Stored items:
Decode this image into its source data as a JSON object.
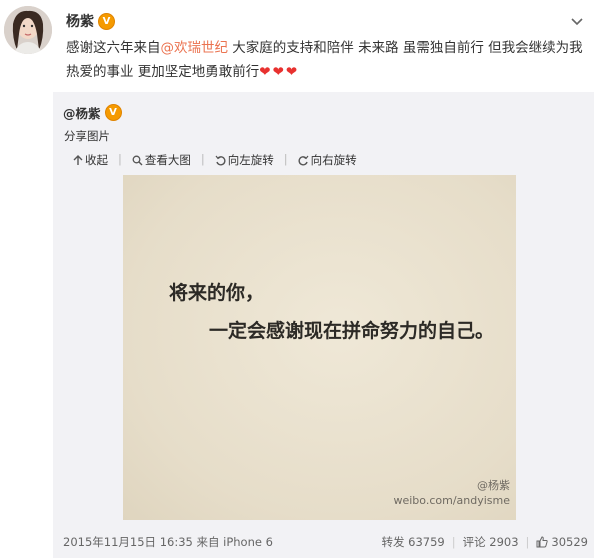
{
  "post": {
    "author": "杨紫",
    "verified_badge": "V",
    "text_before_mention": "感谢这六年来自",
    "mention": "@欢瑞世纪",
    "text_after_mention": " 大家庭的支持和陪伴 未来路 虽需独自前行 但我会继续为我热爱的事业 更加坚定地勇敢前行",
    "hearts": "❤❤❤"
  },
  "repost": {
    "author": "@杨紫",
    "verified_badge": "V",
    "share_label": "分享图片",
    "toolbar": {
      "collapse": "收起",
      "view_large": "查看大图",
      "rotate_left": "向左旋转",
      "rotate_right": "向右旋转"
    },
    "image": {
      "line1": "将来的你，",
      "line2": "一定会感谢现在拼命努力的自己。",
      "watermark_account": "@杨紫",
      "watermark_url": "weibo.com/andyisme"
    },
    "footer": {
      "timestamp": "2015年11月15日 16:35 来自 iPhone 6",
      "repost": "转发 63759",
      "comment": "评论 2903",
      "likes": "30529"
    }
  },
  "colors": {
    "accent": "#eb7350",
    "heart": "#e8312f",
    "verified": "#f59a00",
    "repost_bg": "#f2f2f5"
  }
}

...

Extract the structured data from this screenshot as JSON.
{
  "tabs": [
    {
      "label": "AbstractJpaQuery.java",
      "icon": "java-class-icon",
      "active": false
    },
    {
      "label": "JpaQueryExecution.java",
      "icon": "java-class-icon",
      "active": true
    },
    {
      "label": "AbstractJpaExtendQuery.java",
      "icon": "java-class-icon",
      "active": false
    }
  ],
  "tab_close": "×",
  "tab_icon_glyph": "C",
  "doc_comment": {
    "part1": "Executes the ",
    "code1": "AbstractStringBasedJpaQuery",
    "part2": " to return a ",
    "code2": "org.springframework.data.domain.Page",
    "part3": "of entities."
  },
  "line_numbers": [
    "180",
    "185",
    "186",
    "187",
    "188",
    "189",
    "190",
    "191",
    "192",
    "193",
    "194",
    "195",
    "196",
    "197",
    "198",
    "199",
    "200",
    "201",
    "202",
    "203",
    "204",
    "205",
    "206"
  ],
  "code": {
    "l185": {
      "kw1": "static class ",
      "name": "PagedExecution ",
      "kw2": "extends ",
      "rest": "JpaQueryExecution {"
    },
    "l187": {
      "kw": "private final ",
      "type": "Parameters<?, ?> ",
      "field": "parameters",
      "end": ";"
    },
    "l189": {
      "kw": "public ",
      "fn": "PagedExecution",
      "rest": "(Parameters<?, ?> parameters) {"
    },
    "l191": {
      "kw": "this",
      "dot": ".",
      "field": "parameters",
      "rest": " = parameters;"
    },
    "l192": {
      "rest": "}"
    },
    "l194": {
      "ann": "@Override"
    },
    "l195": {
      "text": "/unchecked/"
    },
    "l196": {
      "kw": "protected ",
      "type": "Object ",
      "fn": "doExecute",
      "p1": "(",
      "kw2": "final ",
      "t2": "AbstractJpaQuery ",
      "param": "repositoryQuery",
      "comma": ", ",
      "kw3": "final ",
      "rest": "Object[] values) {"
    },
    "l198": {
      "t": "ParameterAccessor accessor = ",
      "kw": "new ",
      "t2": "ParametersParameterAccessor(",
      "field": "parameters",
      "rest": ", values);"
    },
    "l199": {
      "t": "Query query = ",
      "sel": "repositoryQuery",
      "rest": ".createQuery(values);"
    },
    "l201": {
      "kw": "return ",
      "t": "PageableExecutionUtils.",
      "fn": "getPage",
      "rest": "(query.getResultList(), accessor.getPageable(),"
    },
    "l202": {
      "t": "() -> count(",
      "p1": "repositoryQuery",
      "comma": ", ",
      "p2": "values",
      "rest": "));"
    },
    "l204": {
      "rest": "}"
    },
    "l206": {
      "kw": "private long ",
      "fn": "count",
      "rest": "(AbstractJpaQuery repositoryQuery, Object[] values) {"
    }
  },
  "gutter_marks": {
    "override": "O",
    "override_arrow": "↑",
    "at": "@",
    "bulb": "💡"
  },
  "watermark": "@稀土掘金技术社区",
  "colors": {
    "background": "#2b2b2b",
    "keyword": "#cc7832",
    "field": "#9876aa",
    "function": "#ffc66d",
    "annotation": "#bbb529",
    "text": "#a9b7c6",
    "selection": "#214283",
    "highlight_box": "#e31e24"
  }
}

What you should do:
Return every line above in which the string "this" occurs.

Finished answer:
Decode this image into its source data as a JSON object.
Extract the structured data from this screenshot as JSON.
      "kw": "this",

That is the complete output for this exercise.